§ Exercise prompt: The records below are to be repeated in full, exactly as they are.

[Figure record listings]
■ ■ ■ ■

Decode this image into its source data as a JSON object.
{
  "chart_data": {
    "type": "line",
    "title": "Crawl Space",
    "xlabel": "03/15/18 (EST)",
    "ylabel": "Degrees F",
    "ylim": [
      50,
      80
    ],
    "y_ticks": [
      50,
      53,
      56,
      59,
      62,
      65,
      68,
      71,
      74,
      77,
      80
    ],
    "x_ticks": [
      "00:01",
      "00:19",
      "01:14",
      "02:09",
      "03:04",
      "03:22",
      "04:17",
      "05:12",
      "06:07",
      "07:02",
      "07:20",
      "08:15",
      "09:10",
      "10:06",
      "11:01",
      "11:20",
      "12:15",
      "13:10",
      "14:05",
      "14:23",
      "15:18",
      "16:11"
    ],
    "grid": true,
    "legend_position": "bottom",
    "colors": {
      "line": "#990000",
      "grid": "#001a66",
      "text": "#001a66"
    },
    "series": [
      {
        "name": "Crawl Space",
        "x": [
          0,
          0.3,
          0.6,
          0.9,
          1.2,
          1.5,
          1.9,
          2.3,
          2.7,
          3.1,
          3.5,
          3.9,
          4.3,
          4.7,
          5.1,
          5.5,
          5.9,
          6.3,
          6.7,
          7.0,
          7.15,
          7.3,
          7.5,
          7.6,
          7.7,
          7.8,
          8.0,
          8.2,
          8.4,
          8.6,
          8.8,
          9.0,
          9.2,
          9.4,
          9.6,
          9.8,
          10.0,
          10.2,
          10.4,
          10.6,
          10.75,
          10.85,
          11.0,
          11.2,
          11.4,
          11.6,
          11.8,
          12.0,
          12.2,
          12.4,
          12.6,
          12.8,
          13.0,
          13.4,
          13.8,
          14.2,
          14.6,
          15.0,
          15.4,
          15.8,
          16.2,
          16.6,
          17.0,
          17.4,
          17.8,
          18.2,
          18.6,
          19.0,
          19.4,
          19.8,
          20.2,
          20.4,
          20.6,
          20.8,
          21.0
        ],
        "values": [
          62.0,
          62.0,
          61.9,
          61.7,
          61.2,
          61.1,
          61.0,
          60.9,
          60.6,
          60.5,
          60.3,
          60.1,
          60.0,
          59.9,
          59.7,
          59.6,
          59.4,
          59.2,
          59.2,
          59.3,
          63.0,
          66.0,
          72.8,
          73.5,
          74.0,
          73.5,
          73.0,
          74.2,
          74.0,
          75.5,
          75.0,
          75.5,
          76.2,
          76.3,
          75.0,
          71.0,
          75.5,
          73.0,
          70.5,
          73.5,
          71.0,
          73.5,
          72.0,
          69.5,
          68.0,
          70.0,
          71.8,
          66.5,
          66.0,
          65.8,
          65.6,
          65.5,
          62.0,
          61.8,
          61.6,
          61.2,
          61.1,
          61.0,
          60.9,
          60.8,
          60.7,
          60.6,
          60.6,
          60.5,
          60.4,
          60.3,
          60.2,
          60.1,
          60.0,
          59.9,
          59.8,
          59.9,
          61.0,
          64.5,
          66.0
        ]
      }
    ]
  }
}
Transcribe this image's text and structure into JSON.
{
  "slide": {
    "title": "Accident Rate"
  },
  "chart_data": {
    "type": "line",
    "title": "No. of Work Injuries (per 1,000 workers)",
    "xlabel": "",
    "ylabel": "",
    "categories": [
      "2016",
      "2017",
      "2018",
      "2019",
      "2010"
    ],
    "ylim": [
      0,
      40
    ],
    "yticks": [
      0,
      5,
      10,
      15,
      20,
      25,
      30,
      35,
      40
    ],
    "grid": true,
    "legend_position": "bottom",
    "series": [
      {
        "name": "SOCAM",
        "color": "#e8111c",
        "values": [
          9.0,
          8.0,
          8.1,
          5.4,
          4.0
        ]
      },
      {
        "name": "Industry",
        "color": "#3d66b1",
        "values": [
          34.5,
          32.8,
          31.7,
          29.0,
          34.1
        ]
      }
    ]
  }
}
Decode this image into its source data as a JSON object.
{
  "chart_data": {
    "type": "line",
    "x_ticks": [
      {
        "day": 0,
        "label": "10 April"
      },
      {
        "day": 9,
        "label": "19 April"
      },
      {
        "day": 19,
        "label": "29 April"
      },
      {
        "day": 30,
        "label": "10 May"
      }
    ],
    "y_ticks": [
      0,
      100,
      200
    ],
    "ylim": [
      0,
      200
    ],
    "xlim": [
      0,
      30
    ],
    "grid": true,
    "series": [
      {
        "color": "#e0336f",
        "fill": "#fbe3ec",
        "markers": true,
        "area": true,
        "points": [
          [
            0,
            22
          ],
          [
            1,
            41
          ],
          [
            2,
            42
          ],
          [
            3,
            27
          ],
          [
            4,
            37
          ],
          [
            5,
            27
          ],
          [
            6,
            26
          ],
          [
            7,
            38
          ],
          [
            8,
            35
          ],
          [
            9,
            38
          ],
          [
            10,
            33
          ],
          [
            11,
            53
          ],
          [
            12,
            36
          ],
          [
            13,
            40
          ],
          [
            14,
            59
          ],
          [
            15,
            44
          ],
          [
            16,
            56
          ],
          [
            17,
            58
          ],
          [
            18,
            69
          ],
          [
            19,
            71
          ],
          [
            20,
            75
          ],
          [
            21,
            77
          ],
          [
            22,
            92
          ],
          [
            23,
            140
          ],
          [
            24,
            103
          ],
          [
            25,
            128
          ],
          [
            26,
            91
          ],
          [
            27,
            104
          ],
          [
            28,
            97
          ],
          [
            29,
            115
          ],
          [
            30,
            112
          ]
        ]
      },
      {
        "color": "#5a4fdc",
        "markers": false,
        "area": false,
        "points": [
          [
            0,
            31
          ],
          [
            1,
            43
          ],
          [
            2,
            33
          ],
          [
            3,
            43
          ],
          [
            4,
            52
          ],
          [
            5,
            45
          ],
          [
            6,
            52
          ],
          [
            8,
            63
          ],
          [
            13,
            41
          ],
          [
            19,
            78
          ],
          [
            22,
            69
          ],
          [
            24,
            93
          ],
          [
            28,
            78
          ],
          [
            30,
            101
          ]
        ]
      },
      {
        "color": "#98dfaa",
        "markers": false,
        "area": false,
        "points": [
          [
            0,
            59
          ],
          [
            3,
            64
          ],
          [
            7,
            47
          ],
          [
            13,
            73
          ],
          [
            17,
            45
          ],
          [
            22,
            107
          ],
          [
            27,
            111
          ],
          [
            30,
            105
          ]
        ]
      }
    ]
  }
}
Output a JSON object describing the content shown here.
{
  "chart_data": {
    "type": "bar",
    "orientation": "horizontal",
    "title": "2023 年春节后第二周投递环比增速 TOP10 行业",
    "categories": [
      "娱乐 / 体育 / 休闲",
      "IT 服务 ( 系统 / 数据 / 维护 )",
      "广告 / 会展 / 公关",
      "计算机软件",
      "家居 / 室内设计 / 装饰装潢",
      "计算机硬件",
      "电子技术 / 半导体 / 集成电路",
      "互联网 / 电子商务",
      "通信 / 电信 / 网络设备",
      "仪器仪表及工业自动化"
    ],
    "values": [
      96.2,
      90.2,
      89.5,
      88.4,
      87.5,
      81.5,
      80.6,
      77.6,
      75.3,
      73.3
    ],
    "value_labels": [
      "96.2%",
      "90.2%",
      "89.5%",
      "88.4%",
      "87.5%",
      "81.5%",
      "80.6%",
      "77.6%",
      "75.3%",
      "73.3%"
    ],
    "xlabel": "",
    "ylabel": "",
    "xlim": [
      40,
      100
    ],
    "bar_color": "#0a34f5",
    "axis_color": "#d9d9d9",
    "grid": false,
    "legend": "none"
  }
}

■ ■ ■ ■

§ Result of this exercise:
Decode this image into its source data as a JSON object.
{
  "chart_data": {
    "type": "line",
    "title": "Crawl Space",
    "xlabel": "03/15/18 (EST)",
    "ylabel": "Degrees F",
    "ylim": [
      50,
      80
    ],
    "y_ticks": [
      50,
      53,
      56,
      59,
      62,
      65,
      68,
      71,
      74,
      77,
      80
    ],
    "x_ticks": [
      "00:01",
      "00:19",
      "01:14",
      "02:09",
      "03:04",
      "03:22",
      "04:17",
      "05:12",
      "06:07",
      "07:02",
      "07:20",
      "08:15",
      "09:10",
      "10:06",
      "11:01",
      "11:20",
      "12:15",
      "13:10",
      "14:05",
      "14:23",
      "15:18",
      "16:11"
    ],
    "grid": true,
    "legend_position": "bottom",
    "colors": {
      "line": "#990000",
      "grid": "#001a66",
      "text": "#001a66"
    },
    "series": [
      {
        "name": "Crawl Space",
        "x": [
          0,
          0.3,
          0.6,
          0.9,
          1.2,
          1.5,
          1.9,
          2.3,
          2.7,
          3.1,
          3.5,
          3.9,
          4.3,
          4.7,
          5.1,
          5.5,
          5.9,
          6.3,
          6.7,
          7.0,
          7.15,
          7.3,
          7.5,
          7.6,
          7.7,
          7.8,
          8.0,
          8.2,
          8.4,
          8.6,
          8.8,
          9.0,
          9.2,
          9.4,
          9.6,
          9.8,
          10.0,
          10.2,
          10.4,
          10.6,
          10.75,
          10.85,
          11.0,
          11.2,
          11.4,
          11.6,
          11.8,
          12.0,
          12.2,
          12.4,
          12.6,
          12.8,
          13.0,
          13.4,
          13.8,
          14.2,
          14.6,
          15.0,
          15.4,
          15.8,
          16.2,
          16.6,
          17.0,
          17.4,
          17.8,
          18.2,
          18.6,
          19.0,
          19.4,
          19.8,
          20.2,
          20.4,
          20.6,
          20.8,
          21.0
        ],
        "values": [
          62.0,
          62.0,
          61.9,
          61.7,
          61.2,
          61.1,
          61.0,
          60.9,
          60.6,
          60.5,
          60.3,
          60.1,
          60.0,
          59.9,
          59.7,
          59.6,
          59.4,
          59.2,
          59.2,
          59.3,
          63.0,
          66.0,
          72.8,
          73.5,
          74.0,
          73.5,
          73.0,
          74.2,
          74.0,
          75.5,
          75.0,
          75.5,
          76.2,
          76.3,
          75.0,
          71.0,
          75.5,
          73.0,
          70.5,
          73.5,
          71.0,
          73.5,
          72.0,
          69.5,
          68.0,
          70.0,
          71.8,
          66.5,
          66.0,
          65.8,
          65.6,
          65.5,
          62.0,
          61.8,
          61.6,
          61.2,
          61.1,
          61.0,
          60.9,
          60.8,
          60.7,
          60.6,
          60.6,
          60.5,
          60.4,
          60.3,
          60.2,
          60.1,
          60.0,
          59.9,
          59.8,
          59.9,
          61.0,
          64.5,
          66.0
        ]
      }
    ]
  }
}
Transcribe this image's text and structure into JSON.
{
  "slide": {
    "title": "Accident Rate"
  },
  "chart_data": {
    "type": "line",
    "title": "No. of Work Injuries (per 1,000 workers)",
    "xlabel": "",
    "ylabel": "",
    "categories": [
      "2016",
      "2017",
      "2018",
      "2019",
      "2010"
    ],
    "ylim": [
      0,
      40
    ],
    "yticks": [
      0,
      5,
      10,
      15,
      20,
      25,
      30,
      35,
      40
    ],
    "grid": true,
    "legend_position": "bottom",
    "series": [
      {
        "name": "SOCAM",
        "color": "#e8111c",
        "values": [
          9.0,
          8.0,
          8.1,
          5.4,
          4.0
        ]
      },
      {
        "name": "Industry",
        "color": "#3d66b1",
        "values": [
          34.5,
          32.8,
          31.7,
          29.0,
          34.1
        ]
      }
    ]
  }
}
Decode this image into its source data as a JSON object.
{
  "chart_data": {
    "type": "line",
    "x_ticks": [
      {
        "day": 0,
        "label": "10 April"
      },
      {
        "day": 9,
        "label": "19 April"
      },
      {
        "day": 19,
        "label": "29 April"
      },
      {
        "day": 30,
        "label": "10 May"
      }
    ],
    "y_ticks": [
      0,
      100,
      200
    ],
    "ylim": [
      0,
      200
    ],
    "xlim": [
      0,
      30
    ],
    "grid": true,
    "series": [
      {
        "color": "#e0336f",
        "fill": "#fbe3ec",
        "markers": true,
        "area": true,
        "points": [
          [
            0,
            22
          ],
          [
            1,
            41
          ],
          [
            2,
            42
          ],
          [
            3,
            27
          ],
          [
            4,
            37
          ],
          [
            5,
            27
          ],
          [
            6,
            26
          ],
          [
            7,
            38
          ],
          [
            8,
            35
          ],
          [
            9,
            38
          ],
          [
            10,
            33
          ],
          [
            11,
            53
          ],
          [
            12,
            36
          ],
          [
            13,
            40
          ],
          [
            14,
            59
          ],
          [
            15,
            44
          ],
          [
            16,
            56
          ],
          [
            17,
            58
          ],
          [
            18,
            69
          ],
          [
            19,
            71
          ],
          [
            20,
            75
          ],
          [
            21,
            77
          ],
          [
            22,
            92
          ],
          [
            23,
            140
          ],
          [
            24,
            103
          ],
          [
            25,
            128
          ],
          [
            26,
            91
          ],
          [
            27,
            104
          ],
          [
            28,
            97
          ],
          [
            29,
            115
          ],
          [
            30,
            112
          ]
        ]
      },
      {
        "color": "#5a4fdc",
        "markers": false,
        "area": false,
        "points": [
          [
            0,
            31
          ],
          [
            1,
            43
          ],
          [
            2,
            33
          ],
          [
            3,
            43
          ],
          [
            4,
            52
          ],
          [
            5,
            45
          ],
          [
            6,
            52
          ],
          [
            8,
            63
          ],
          [
            13,
            41
          ],
          [
            19,
            78
          ],
          [
            22,
            69
          ],
          [
            24,
            93
          ],
          [
            28,
            78
          ],
          [
            30,
            101
          ]
        ]
      },
      {
        "color": "#98dfaa",
        "markers": false,
        "area": false,
        "points": [
          [
            0,
            59
          ],
          [
            3,
            64
          ],
          [
            7,
            47
          ],
          [
            13,
            73
          ],
          [
            17,
            45
          ],
          [
            22,
            107
          ],
          [
            27,
            111
          ],
          [
            30,
            105
          ]
        ]
      }
    ]
  }
}
Output a JSON object describing the content shown here.
{
  "chart_data": {
    "type": "bar",
    "orientation": "horizontal",
    "title": "2023 年春节后第二周投递环比增速 TOP10 行业",
    "categories": [
      "娱乐 / 体育 / 休闲",
      "IT 服务 ( 系统 / 数据 / 维护 )",
      "广告 / 会展 / 公关",
      "计算机软件",
      "家居 / 室内设计 / 装饰装潢",
      "计算机硬件",
      "电子技术 / 半导体 / 集成电路",
      "互联网 / 电子商务",
      "通信 / 电信 / 网络设备",
      "仪器仪表及工业自动化"
    ],
    "values": [
      96.2,
      90.2,
      89.5,
      88.4,
      87.5,
      81.5,
      80.6,
      77.6,
      75.3,
      73.3
    ],
    "value_labels": [
      "96.2%",
      "90.2%",
      "89.5%",
      "88.4%",
      "87.5%",
      "81.5%",
      "80.6%",
      "77.6%",
      "75.3%",
      "73.3%"
    ],
    "xlabel": "",
    "ylabel": "",
    "xlim": [
      40,
      100
    ],
    "bar_color": "#0a34f5",
    "axis_color": "#d9d9d9",
    "grid": false,
    "legend": "none"
  }
}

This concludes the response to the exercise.